— BEGIN —

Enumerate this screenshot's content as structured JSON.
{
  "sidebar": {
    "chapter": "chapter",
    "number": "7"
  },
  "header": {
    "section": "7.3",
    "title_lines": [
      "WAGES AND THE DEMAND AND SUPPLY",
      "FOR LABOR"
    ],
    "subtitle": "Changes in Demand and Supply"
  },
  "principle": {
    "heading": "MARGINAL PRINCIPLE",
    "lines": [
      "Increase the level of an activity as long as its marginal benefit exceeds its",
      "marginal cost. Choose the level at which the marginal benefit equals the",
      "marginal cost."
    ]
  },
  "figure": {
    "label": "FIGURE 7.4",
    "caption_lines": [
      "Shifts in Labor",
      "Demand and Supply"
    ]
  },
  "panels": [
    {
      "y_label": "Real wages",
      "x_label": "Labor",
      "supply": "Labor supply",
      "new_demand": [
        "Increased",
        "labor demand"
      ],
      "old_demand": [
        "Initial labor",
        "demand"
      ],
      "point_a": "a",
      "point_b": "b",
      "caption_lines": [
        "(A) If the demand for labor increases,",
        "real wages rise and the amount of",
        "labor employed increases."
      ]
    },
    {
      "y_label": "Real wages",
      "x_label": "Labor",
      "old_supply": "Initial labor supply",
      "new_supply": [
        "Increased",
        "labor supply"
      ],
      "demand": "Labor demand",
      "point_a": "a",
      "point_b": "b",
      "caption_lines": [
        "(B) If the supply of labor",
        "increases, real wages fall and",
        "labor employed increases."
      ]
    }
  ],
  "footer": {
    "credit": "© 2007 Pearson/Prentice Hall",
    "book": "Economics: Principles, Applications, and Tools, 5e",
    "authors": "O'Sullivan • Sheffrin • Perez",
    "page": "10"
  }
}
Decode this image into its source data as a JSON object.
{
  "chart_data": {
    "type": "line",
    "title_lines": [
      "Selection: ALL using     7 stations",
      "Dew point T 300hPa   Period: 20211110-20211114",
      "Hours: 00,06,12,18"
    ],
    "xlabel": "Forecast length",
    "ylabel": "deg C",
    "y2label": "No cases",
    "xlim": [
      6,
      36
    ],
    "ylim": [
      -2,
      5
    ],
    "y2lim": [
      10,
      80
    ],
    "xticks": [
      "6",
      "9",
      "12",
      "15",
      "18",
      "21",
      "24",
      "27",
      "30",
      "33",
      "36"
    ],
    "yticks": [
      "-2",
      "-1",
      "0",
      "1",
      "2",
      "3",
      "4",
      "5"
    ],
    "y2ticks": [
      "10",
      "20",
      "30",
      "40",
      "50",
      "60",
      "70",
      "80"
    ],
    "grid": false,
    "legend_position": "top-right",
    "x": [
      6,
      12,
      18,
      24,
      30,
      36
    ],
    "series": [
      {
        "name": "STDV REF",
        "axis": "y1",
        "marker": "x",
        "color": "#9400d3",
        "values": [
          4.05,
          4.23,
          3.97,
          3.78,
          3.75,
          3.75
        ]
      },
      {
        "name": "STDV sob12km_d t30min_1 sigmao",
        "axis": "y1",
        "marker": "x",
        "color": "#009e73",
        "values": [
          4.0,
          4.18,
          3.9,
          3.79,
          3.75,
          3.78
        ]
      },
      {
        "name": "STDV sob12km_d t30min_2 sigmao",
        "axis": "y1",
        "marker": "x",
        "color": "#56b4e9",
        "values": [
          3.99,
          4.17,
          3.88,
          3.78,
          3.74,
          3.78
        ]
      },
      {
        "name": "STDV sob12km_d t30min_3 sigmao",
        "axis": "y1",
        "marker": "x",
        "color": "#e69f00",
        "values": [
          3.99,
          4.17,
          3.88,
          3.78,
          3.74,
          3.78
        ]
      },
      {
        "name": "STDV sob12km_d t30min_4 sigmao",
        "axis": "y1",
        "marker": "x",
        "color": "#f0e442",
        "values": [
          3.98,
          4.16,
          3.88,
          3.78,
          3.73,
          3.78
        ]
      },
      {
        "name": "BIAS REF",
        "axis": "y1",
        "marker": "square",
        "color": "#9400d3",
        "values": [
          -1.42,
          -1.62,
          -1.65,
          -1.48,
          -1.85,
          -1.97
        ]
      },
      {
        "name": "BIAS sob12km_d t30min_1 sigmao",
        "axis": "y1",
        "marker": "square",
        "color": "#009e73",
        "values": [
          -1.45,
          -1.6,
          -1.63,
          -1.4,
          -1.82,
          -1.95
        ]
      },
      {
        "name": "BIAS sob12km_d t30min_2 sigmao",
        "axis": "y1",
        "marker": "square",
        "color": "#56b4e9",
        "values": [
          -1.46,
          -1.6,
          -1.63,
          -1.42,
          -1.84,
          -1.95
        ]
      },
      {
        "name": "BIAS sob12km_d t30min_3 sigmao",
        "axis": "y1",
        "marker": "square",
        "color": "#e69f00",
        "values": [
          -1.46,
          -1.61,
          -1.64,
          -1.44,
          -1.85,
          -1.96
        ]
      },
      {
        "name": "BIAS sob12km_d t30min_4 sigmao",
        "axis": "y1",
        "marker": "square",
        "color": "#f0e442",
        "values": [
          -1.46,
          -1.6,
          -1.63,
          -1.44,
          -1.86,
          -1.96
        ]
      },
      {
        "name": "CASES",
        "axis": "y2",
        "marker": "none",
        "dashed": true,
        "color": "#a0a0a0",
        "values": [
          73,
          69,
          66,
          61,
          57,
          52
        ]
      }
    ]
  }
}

— END —

## Required work
Print the material verbatim, all of it.

## Result of this task
Enumerate this screenshot's content as structured JSON.
{
  "sidebar": {
    "chapter": "chapter",
    "number": "7"
  },
  "header": {
    "section": "7.3",
    "title_lines": [
      "WAGES AND THE DEMAND AND SUPPLY",
      "FOR LABOR"
    ],
    "subtitle": "Changes in Demand and Supply"
  },
  "principle": {
    "heading": "MARGINAL PRINCIPLE",
    "lines": [
      "Increase the level of an activity as long as its marginal benefit exceeds its",
      "marginal cost. Choose the level at which the marginal benefit equals the",
      "marginal cost."
    ]
  },
  "figure": {
    "label": "FIGURE 7.4",
    "caption_lines": [
      "Shifts in Labor",
      "Demand and Supply"
    ]
  },
  "panels": [
    {
      "y_label": "Real wages",
      "x_label": "Labor",
      "supply": "Labor supply",
      "new_demand": [
        "Increased",
        "labor demand"
      ],
      "old_demand": [
        "Initial labor",
        "demand"
      ],
      "point_a": "a",
      "point_b": "b",
      "caption_lines": [
        "(A) If the demand for labor increases,",
        "real wages rise and the amount of",
        "labor employed increases."
      ]
    },
    {
      "y_label": "Real wages",
      "x_label": "Labor",
      "old_supply": "Initial labor supply",
      "new_supply": [
        "Increased",
        "labor supply"
      ],
      "demand": "Labor demand",
      "point_a": "a",
      "point_b": "b",
      "caption_lines": [
        "(B) If the supply of labor",
        "increases, real wages fall and",
        "labor employed increases."
      ]
    }
  ],
  "footer": {
    "credit": "© 2007 Pearson/Prentice Hall",
    "book": "Economics: Principles, Applications, and Tools, 5e",
    "authors": "O'Sullivan • Sheffrin • Perez",
    "page": "10"
  }
}
Decode this image into its source data as a JSON object.
{
  "chart_data": {
    "type": "line",
    "title_lines": [
      "Selection: ALL using     7 stations",
      "Dew point T 300hPa   Period: 20211110-20211114",
      "Hours: 00,06,12,18"
    ],
    "xlabel": "Forecast length",
    "ylabel": "deg C",
    "y2label": "No cases",
    "xlim": [
      6,
      36
    ],
    "ylim": [
      -2,
      5
    ],
    "y2lim": [
      10,
      80
    ],
    "xticks": [
      "6",
      "9",
      "12",
      "15",
      "18",
      "21",
      "24",
      "27",
      "30",
      "33",
      "36"
    ],
    "yticks": [
      "-2",
      "-1",
      "0",
      "1",
      "2",
      "3",
      "4",
      "5"
    ],
    "y2ticks": [
      "10",
      "20",
      "30",
      "40",
      "50",
      "60",
      "70",
      "80"
    ],
    "grid": false,
    "legend_position": "top-right",
    "x": [
      6,
      12,
      18,
      24,
      30,
      36
    ],
    "series": [
      {
        "name": "STDV REF",
        "axis": "y1",
        "marker": "x",
        "color": "#9400d3",
        "values": [
          4.05,
          4.23,
          3.97,
          3.78,
          3.75,
          3.75
        ]
      },
      {
        "name": "STDV sob12km_d t30min_1 sigmao",
        "axis": "y1",
        "marker": "x",
        "color": "#009e73",
        "values": [
          4.0,
          4.18,
          3.9,
          3.79,
          3.75,
          3.78
        ]
      },
      {
        "name": "STDV sob12km_d t30min_2 sigmao",
        "axis": "y1",
        "marker": "x",
        "color": "#56b4e9",
        "values": [
          3.99,
          4.17,
          3.88,
          3.78,
          3.74,
          3.78
        ]
      },
      {
        "name": "STDV sob12km_d t30min_3 sigmao",
        "axis": "y1",
        "marker": "x",
        "color": "#e69f00",
        "values": [
          3.99,
          4.17,
          3.88,
          3.78,
          3.74,
          3.78
        ]
      },
      {
        "name": "STDV sob12km_d t30min_4 sigmao",
        "axis": "y1",
        "marker": "x",
        "color": "#f0e442",
        "values": [
          3.98,
          4.16,
          3.88,
          3.78,
          3.73,
          3.78
        ]
      },
      {
        "name": "BIAS REF",
        "axis": "y1",
        "marker": "square",
        "color": "#9400d3",
        "values": [
          -1.42,
          -1.62,
          -1.65,
          -1.48,
          -1.85,
          -1.97
        ]
      },
      {
        "name": "BIAS sob12km_d t30min_1 sigmao",
        "axis": "y1",
        "marker": "square",
        "color": "#009e73",
        "values": [
          -1.45,
          -1.6,
          -1.63,
          -1.4,
          -1.82,
          -1.95
        ]
      },
      {
        "name": "BIAS sob12km_d t30min_2 sigmao",
        "axis": "y1",
        "marker": "square",
        "color": "#56b4e9",
        "values": [
          -1.46,
          -1.6,
          -1.63,
          -1.42,
          -1.84,
          -1.95
        ]
      },
      {
        "name": "BIAS sob12km_d t30min_3 sigmao",
        "axis": "y1",
        "marker": "square",
        "color": "#e69f00",
        "values": [
          -1.46,
          -1.61,
          -1.64,
          -1.44,
          -1.85,
          -1.96
        ]
      },
      {
        "name": "BIAS sob12km_d t30min_4 sigmao",
        "axis": "y1",
        "marker": "square",
        "color": "#f0e442",
        "values": [
          -1.46,
          -1.6,
          -1.63,
          -1.44,
          -1.86,
          -1.96
        ]
      },
      {
        "name": "CASES",
        "axis": "y2",
        "marker": "none",
        "dashed": true,
        "color": "#a0a0a0",
        "values": [
          73,
          69,
          66,
          61,
          57,
          52
        ]
      }
    ]
  }
}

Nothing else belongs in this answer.